··· Data for this exercise ···

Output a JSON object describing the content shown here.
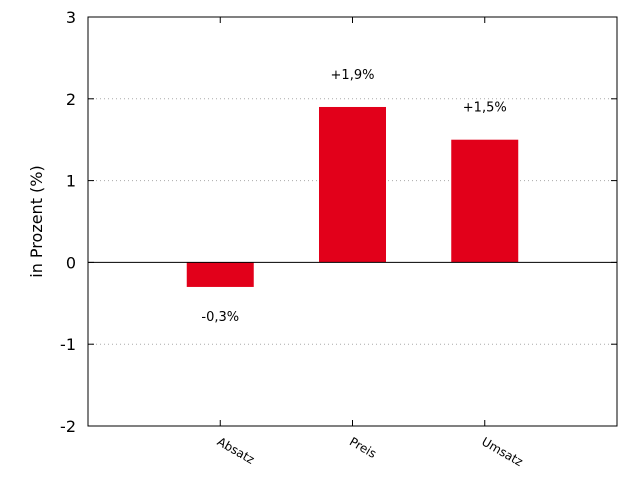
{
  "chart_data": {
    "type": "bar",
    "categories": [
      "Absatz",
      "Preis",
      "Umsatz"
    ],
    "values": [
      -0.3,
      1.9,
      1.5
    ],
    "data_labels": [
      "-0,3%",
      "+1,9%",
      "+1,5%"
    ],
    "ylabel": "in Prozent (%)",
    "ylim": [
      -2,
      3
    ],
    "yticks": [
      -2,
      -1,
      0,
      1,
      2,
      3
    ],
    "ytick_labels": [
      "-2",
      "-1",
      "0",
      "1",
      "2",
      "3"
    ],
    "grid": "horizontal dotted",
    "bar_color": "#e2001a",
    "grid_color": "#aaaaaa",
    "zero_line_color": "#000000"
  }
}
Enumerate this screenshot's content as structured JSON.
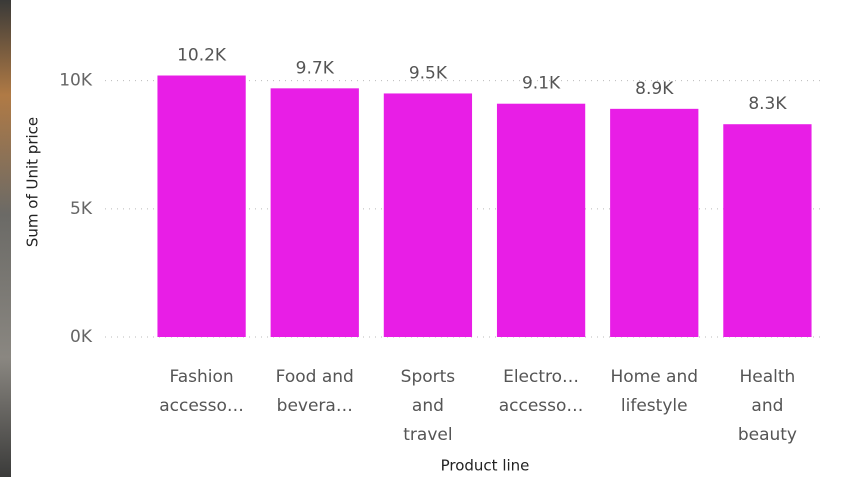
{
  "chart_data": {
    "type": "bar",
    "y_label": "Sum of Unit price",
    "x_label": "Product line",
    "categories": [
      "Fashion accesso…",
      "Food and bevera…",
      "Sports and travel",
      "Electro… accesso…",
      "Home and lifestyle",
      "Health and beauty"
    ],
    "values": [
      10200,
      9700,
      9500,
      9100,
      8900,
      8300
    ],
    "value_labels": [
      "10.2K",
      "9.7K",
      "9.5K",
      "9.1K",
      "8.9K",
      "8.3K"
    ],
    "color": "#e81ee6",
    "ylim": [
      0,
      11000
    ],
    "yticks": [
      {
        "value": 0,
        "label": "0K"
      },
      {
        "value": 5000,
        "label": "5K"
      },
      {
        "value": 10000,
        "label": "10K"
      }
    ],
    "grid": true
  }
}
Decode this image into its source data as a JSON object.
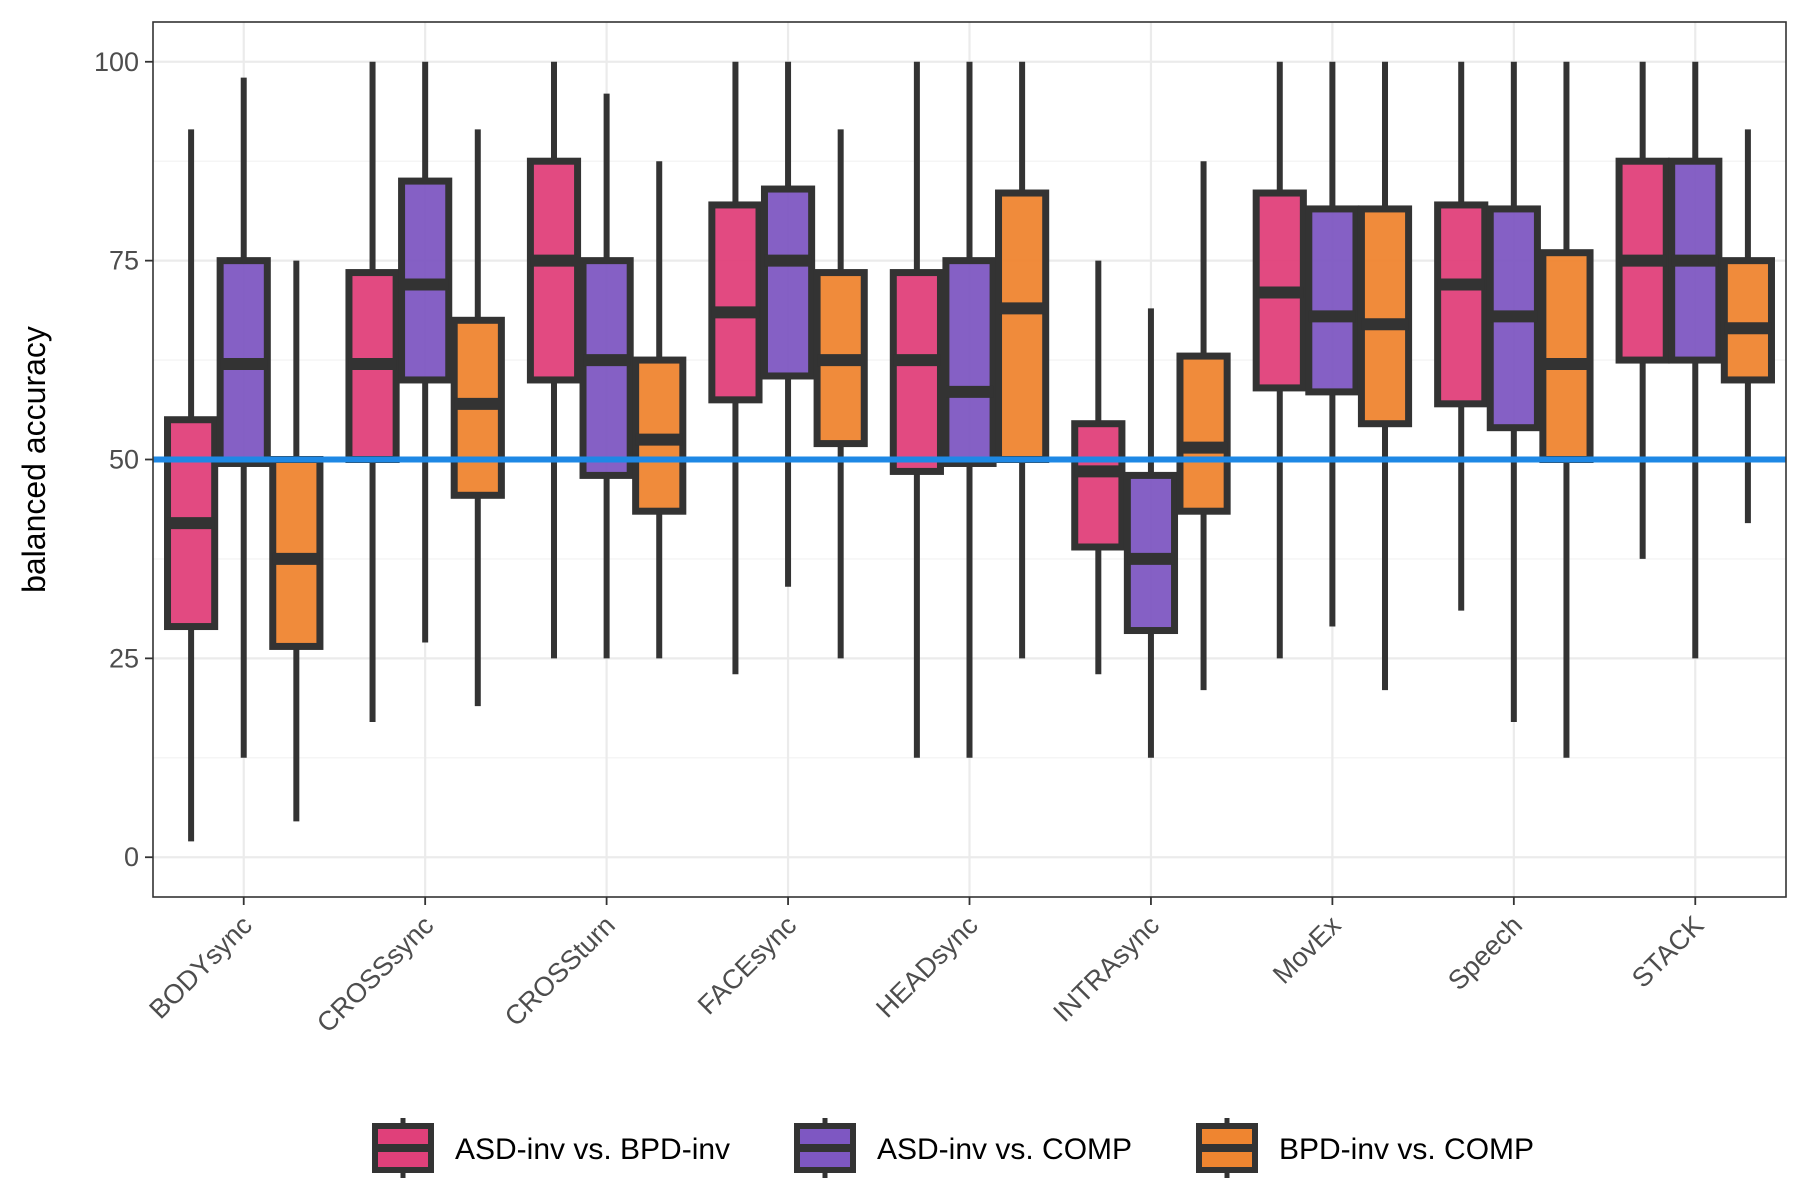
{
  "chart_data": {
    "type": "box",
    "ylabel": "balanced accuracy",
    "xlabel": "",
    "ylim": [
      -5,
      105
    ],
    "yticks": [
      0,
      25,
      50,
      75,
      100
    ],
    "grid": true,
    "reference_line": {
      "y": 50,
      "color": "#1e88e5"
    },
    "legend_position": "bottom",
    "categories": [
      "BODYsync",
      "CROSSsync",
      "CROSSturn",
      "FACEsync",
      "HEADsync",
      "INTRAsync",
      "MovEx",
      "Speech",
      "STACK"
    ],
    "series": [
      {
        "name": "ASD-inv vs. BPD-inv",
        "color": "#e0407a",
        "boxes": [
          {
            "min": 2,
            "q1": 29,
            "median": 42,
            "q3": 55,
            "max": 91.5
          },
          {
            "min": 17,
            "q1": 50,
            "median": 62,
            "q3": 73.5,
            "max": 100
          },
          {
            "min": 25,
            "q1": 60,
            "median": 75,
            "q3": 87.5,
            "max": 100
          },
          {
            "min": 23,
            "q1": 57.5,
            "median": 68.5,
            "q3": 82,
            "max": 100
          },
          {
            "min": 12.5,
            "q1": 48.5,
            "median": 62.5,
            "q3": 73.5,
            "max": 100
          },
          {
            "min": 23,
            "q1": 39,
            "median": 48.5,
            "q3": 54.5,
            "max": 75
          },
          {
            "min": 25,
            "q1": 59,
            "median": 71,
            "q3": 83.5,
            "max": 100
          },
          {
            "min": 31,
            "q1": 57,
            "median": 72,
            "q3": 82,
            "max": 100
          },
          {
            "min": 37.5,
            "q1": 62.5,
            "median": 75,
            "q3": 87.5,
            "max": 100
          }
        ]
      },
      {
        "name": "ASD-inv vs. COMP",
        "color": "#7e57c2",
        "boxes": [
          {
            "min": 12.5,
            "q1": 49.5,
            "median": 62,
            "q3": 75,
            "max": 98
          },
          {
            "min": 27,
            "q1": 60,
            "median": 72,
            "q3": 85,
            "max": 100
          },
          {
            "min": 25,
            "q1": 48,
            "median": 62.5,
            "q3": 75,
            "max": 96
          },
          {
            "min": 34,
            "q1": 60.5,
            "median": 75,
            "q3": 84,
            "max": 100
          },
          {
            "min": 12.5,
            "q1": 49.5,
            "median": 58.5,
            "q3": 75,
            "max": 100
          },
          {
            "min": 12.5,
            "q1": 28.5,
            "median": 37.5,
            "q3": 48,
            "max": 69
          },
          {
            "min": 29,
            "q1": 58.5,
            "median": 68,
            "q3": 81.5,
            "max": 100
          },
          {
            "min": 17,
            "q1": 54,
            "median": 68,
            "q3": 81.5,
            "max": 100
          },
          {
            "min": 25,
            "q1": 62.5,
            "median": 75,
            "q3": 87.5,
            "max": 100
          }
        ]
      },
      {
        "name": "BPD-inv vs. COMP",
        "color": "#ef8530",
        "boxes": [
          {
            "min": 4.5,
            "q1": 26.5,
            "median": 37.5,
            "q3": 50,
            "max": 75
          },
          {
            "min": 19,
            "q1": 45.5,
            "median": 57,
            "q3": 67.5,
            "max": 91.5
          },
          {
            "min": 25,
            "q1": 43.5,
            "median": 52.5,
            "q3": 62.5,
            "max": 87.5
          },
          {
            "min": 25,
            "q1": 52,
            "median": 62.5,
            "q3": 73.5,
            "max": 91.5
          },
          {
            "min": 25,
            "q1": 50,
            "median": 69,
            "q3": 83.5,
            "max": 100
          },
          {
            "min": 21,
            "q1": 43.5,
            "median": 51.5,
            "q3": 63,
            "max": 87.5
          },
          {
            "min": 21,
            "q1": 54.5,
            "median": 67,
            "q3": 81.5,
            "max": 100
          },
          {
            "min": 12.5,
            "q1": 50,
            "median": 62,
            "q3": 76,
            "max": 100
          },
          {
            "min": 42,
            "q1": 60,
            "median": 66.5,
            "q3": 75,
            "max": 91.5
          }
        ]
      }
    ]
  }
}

···

# To do
Tally the lines in the entries above that hold the word "object". Reply with nothing but that count.

# Solution to the problem
2